--- Data for processing ---
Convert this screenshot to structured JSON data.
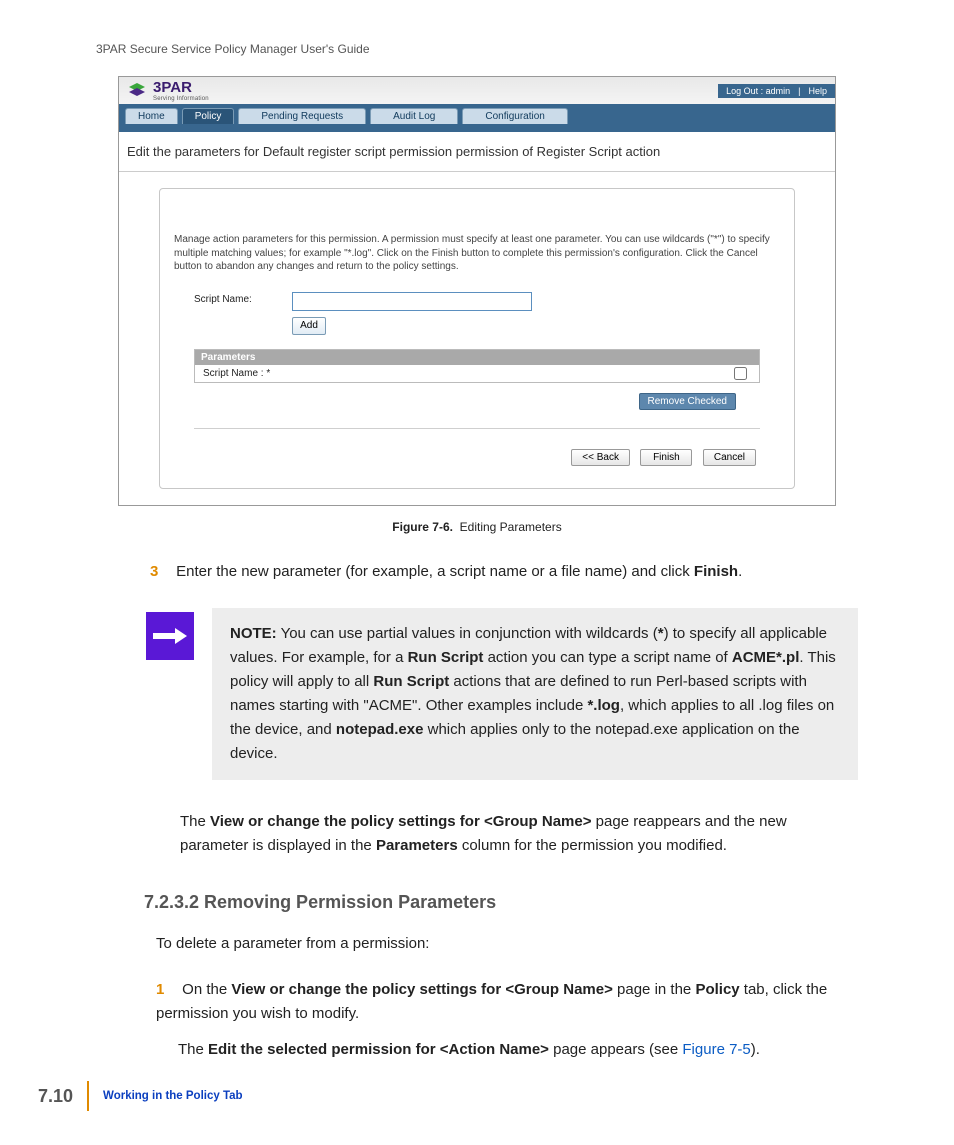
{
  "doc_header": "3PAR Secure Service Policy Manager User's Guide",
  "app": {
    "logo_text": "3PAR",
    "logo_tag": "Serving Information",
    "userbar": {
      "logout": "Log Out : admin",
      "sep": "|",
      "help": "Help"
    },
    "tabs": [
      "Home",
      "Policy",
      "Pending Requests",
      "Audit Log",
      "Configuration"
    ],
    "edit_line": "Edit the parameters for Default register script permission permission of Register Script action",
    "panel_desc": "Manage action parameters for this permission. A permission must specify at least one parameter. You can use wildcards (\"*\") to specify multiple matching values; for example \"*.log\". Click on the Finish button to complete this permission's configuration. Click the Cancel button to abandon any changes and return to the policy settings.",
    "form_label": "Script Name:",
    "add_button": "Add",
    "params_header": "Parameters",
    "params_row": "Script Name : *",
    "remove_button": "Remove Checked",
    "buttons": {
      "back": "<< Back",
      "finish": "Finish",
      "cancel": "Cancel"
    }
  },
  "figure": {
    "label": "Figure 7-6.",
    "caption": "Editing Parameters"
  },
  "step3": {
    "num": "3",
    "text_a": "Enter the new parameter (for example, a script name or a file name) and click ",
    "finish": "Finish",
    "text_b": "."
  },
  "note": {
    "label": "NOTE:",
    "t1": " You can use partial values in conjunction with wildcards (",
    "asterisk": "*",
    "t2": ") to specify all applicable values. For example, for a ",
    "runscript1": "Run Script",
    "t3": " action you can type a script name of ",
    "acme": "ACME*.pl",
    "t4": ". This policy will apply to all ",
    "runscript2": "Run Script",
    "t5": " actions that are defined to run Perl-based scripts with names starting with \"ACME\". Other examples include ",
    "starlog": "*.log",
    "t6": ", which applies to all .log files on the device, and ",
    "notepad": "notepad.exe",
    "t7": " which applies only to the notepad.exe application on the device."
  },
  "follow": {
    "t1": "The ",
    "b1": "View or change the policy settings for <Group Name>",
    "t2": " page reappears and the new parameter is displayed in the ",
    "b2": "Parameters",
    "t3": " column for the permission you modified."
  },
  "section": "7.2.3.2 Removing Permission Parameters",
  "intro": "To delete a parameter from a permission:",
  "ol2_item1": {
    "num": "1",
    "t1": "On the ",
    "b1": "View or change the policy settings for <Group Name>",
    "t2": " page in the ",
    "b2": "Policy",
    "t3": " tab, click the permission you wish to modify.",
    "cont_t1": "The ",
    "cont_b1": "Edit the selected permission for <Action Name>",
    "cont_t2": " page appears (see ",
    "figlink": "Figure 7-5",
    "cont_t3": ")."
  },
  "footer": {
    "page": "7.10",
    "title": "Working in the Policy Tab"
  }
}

--- What you need to do ---
Output the records above exactly; leave out the pictures.

--- Answer for the task ---
Convert this screenshot to structured JSON data.
{
  "doc_header": "3PAR Secure Service Policy Manager User's Guide",
  "app": {
    "logo_text": "3PAR",
    "logo_tag": "Serving Information",
    "userbar": {
      "logout": "Log Out : admin",
      "sep": "|",
      "help": "Help"
    },
    "tabs": [
      "Home",
      "Policy",
      "Pending Requests",
      "Audit Log",
      "Configuration"
    ],
    "edit_line": "Edit the parameters for Default register script permission permission of Register Script action",
    "panel_desc": "Manage action parameters for this permission. A permission must specify at least one parameter. You can use wildcards (\"*\") to specify multiple matching values; for example \"*.log\". Click on the Finish button to complete this permission's configuration. Click the Cancel button to abandon any changes and return to the policy settings.",
    "form_label": "Script Name:",
    "add_button": "Add",
    "params_header": "Parameters",
    "params_row": "Script Name : *",
    "remove_button": "Remove Checked",
    "buttons": {
      "back": "<< Back",
      "finish": "Finish",
      "cancel": "Cancel"
    }
  },
  "figure": {
    "label": "Figure 7-6.",
    "caption": "Editing Parameters"
  },
  "step3": {
    "num": "3",
    "text_a": "Enter the new parameter (for example, a script name or a file name) and click ",
    "finish": "Finish",
    "text_b": "."
  },
  "note": {
    "label": "NOTE:",
    "t1": " You can use partial values in conjunction with wildcards (",
    "asterisk": "*",
    "t2": ") to specify all applicable values. For example, for a ",
    "runscript1": "Run Script",
    "t3": " action you can type a script name of ",
    "acme": "ACME*.pl",
    "t4": ". This policy will apply to all ",
    "runscript2": "Run Script",
    "t5": " actions that are defined to run Perl-based scripts with names starting with \"ACME\". Other examples include ",
    "starlog": "*.log",
    "t6": ", which applies to all .log files on the device, and ",
    "notepad": "notepad.exe",
    "t7": " which applies only to the notepad.exe application on the device."
  },
  "follow": {
    "t1": "The ",
    "b1": "View or change the policy settings for <Group Name>",
    "t2": " page reappears and the new parameter is displayed in the ",
    "b2": "Parameters",
    "t3": " column for the permission you modified."
  },
  "section": "7.2.3.2 Removing Permission Parameters",
  "intro": "To delete a parameter from a permission:",
  "ol2_item1": {
    "num": "1",
    "t1": "On the ",
    "b1": "View or change the policy settings for <Group Name>",
    "t2": " page in the ",
    "b2": "Policy",
    "t3": " tab, click the permission you wish to modify.",
    "cont_t1": "The ",
    "cont_b1": "Edit the selected permission for <Action Name>",
    "cont_t2": " page appears (see ",
    "figlink": "Figure 7-5",
    "cont_t3": ")."
  },
  "footer": {
    "page": "7.10",
    "title": "Working in the Policy Tab"
  }
}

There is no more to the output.